**** Extracted information ****

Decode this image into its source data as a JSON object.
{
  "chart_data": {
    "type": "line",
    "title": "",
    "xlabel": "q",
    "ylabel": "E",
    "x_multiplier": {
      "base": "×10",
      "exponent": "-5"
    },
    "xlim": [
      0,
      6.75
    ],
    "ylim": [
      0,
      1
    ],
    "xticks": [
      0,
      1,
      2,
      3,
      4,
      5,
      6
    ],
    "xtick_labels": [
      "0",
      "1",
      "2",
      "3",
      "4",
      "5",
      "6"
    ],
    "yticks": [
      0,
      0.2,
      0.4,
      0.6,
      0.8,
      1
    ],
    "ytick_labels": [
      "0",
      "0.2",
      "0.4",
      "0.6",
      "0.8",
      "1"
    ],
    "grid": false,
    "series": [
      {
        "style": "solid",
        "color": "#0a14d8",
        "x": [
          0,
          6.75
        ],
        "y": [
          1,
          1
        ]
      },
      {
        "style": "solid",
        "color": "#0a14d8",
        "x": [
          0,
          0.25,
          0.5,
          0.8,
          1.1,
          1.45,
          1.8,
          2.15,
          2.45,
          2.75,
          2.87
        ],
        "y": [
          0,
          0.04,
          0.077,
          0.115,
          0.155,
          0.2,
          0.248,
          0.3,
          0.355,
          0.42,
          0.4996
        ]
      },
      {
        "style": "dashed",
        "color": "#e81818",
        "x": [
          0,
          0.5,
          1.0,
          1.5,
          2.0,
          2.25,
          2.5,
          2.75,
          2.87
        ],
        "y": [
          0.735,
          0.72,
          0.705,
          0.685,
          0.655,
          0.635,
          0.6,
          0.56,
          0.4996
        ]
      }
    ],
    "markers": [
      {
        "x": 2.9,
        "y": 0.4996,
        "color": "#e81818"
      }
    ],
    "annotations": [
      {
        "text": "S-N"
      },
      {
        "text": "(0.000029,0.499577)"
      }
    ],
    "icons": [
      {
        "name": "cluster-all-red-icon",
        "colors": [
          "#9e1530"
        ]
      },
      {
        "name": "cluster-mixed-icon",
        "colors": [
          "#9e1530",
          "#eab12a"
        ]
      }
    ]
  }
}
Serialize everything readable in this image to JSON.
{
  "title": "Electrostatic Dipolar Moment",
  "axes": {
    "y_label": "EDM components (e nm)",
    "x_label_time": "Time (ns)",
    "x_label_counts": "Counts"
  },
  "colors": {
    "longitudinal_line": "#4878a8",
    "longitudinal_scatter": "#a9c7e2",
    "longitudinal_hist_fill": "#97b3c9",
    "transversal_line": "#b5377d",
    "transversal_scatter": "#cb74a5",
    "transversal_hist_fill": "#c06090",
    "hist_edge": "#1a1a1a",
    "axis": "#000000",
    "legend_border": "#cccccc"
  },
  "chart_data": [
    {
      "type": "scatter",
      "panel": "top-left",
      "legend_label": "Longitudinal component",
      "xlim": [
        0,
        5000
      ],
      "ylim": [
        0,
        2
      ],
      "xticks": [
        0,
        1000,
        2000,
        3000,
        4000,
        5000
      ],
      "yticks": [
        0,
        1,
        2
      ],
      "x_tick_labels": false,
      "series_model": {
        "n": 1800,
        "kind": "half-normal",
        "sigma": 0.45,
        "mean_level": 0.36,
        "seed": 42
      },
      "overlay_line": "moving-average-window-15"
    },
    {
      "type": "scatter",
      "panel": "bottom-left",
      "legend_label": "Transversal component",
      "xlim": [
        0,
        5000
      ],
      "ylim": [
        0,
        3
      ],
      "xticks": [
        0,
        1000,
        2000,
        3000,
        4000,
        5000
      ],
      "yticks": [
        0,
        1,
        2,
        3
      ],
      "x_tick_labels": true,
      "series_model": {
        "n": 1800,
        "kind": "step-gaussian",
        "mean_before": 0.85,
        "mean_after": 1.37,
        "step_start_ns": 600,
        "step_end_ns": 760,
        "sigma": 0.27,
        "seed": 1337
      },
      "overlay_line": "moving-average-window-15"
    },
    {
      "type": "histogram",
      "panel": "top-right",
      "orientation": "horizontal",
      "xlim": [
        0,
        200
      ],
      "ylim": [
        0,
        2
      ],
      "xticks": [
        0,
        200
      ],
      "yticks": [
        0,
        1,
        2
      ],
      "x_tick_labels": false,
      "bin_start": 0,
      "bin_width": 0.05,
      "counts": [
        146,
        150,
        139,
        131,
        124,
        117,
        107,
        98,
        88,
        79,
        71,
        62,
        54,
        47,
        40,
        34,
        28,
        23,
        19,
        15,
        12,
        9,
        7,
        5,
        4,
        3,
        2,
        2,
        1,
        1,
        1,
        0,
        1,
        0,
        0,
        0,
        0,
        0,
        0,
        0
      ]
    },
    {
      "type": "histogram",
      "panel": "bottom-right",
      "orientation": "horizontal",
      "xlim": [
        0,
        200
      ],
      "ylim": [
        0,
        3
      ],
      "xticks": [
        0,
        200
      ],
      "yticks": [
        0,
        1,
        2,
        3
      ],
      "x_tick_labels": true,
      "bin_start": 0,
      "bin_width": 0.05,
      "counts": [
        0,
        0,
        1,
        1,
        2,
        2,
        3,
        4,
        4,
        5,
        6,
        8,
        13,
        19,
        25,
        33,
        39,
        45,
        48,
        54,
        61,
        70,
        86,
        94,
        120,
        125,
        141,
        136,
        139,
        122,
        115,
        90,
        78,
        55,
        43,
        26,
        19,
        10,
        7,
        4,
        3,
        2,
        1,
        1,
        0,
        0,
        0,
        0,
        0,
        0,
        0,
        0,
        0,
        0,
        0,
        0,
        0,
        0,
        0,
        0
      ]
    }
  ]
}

****

Set problem
Write down the full listing again, exactly.

Reply to the exercise
Decode this image into its source data as a JSON object.
{
  "chart_data": {
    "type": "line",
    "title": "",
    "xlabel": "q",
    "ylabel": "E",
    "x_multiplier": {
      "base": "×10",
      "exponent": "-5"
    },
    "xlim": [
      0,
      6.75
    ],
    "ylim": [
      0,
      1
    ],
    "xticks": [
      0,
      1,
      2,
      3,
      4,
      5,
      6
    ],
    "xtick_labels": [
      "0",
      "1",
      "2",
      "3",
      "4",
      "5",
      "6"
    ],
    "yticks": [
      0,
      0.2,
      0.4,
      0.6,
      0.8,
      1
    ],
    "ytick_labels": [
      "0",
      "0.2",
      "0.4",
      "0.6",
      "0.8",
      "1"
    ],
    "grid": false,
    "series": [
      {
        "style": "solid",
        "color": "#0a14d8",
        "x": [
          0,
          6.75
        ],
        "y": [
          1,
          1
        ]
      },
      {
        "style": "solid",
        "color": "#0a14d8",
        "x": [
          0,
          0.25,
          0.5,
          0.8,
          1.1,
          1.45,
          1.8,
          2.15,
          2.45,
          2.75,
          2.87
        ],
        "y": [
          0,
          0.04,
          0.077,
          0.115,
          0.155,
          0.2,
          0.248,
          0.3,
          0.355,
          0.42,
          0.4996
        ]
      },
      {
        "style": "dashed",
        "color": "#e81818",
        "x": [
          0,
          0.5,
          1.0,
          1.5,
          2.0,
          2.25,
          2.5,
          2.75,
          2.87
        ],
        "y": [
          0.735,
          0.72,
          0.705,
          0.685,
          0.655,
          0.635,
          0.6,
          0.56,
          0.4996
        ]
      }
    ],
    "markers": [
      {
        "x": 2.9,
        "y": 0.4996,
        "color": "#e81818"
      }
    ],
    "annotations": [
      {
        "text": "S-N"
      },
      {
        "text": "(0.000029,0.499577)"
      }
    ],
    "icons": [
      {
        "name": "cluster-all-red-icon",
        "colors": [
          "#9e1530"
        ]
      },
      {
        "name": "cluster-mixed-icon",
        "colors": [
          "#9e1530",
          "#eab12a"
        ]
      }
    ]
  }
}
Serialize everything readable in this image to JSON.
{
  "title": "Electrostatic Dipolar Moment",
  "axes": {
    "y_label": "EDM components (e nm)",
    "x_label_time": "Time (ns)",
    "x_label_counts": "Counts"
  },
  "colors": {
    "longitudinal_line": "#4878a8",
    "longitudinal_scatter": "#a9c7e2",
    "longitudinal_hist_fill": "#97b3c9",
    "transversal_line": "#b5377d",
    "transversal_scatter": "#cb74a5",
    "transversal_hist_fill": "#c06090",
    "hist_edge": "#1a1a1a",
    "axis": "#000000",
    "legend_border": "#cccccc"
  },
  "chart_data": [
    {
      "type": "scatter",
      "panel": "top-left",
      "legend_label": "Longitudinal component",
      "xlim": [
        0,
        5000
      ],
      "ylim": [
        0,
        2
      ],
      "xticks": [
        0,
        1000,
        2000,
        3000,
        4000,
        5000
      ],
      "yticks": [
        0,
        1,
        2
      ],
      "x_tick_labels": false,
      "series_model": {
        "n": 1800,
        "kind": "half-normal",
        "sigma": 0.45,
        "mean_level": 0.36,
        "seed": 42
      },
      "overlay_line": "moving-average-window-15"
    },
    {
      "type": "scatter",
      "panel": "bottom-left",
      "legend_label": "Transversal component",
      "xlim": [
        0,
        5000
      ],
      "ylim": [
        0,
        3
      ],
      "xticks": [
        0,
        1000,
        2000,
        3000,
        4000,
        5000
      ],
      "yticks": [
        0,
        1,
        2,
        3
      ],
      "x_tick_labels": true,
      "series_model": {
        "n": 1800,
        "kind": "step-gaussian",
        "mean_before": 0.85,
        "mean_after": 1.37,
        "step_start_ns": 600,
        "step_end_ns": 760,
        "sigma": 0.27,
        "seed": 1337
      },
      "overlay_line": "moving-average-window-15"
    },
    {
      "type": "histogram",
      "panel": "top-right",
      "orientation": "horizontal",
      "xlim": [
        0,
        200
      ],
      "ylim": [
        0,
        2
      ],
      "xticks": [
        0,
        200
      ],
      "yticks": [
        0,
        1,
        2
      ],
      "x_tick_labels": false,
      "bin_start": 0,
      "bin_width": 0.05,
      "counts": [
        146,
        150,
        139,
        131,
        124,
        117,
        107,
        98,
        88,
        79,
        71,
        62,
        54,
        47,
        40,
        34,
        28,
        23,
        19,
        15,
        12,
        9,
        7,
        5,
        4,
        3,
        2,
        2,
        1,
        1,
        1,
        0,
        1,
        0,
        0,
        0,
        0,
        0,
        0,
        0
      ]
    },
    {
      "type": "histogram",
      "panel": "bottom-right",
      "orientation": "horizontal",
      "xlim": [
        0,
        200
      ],
      "ylim": [
        0,
        3
      ],
      "xticks": [
        0,
        200
      ],
      "yticks": [
        0,
        1,
        2,
        3
      ],
      "x_tick_labels": true,
      "bin_start": 0,
      "bin_width": 0.05,
      "counts": [
        0,
        0,
        1,
        1,
        2,
        2,
        3,
        4,
        4,
        5,
        6,
        8,
        13,
        19,
        25,
        33,
        39,
        45,
        48,
        54,
        61,
        70,
        86,
        94,
        120,
        125,
        141,
        136,
        139,
        122,
        115,
        90,
        78,
        55,
        43,
        26,
        19,
        10,
        7,
        4,
        3,
        2,
        1,
        1,
        0,
        0,
        0,
        0,
        0,
        0,
        0,
        0,
        0,
        0,
        0,
        0,
        0,
        0,
        0,
        0
      ]
    }
  ]
}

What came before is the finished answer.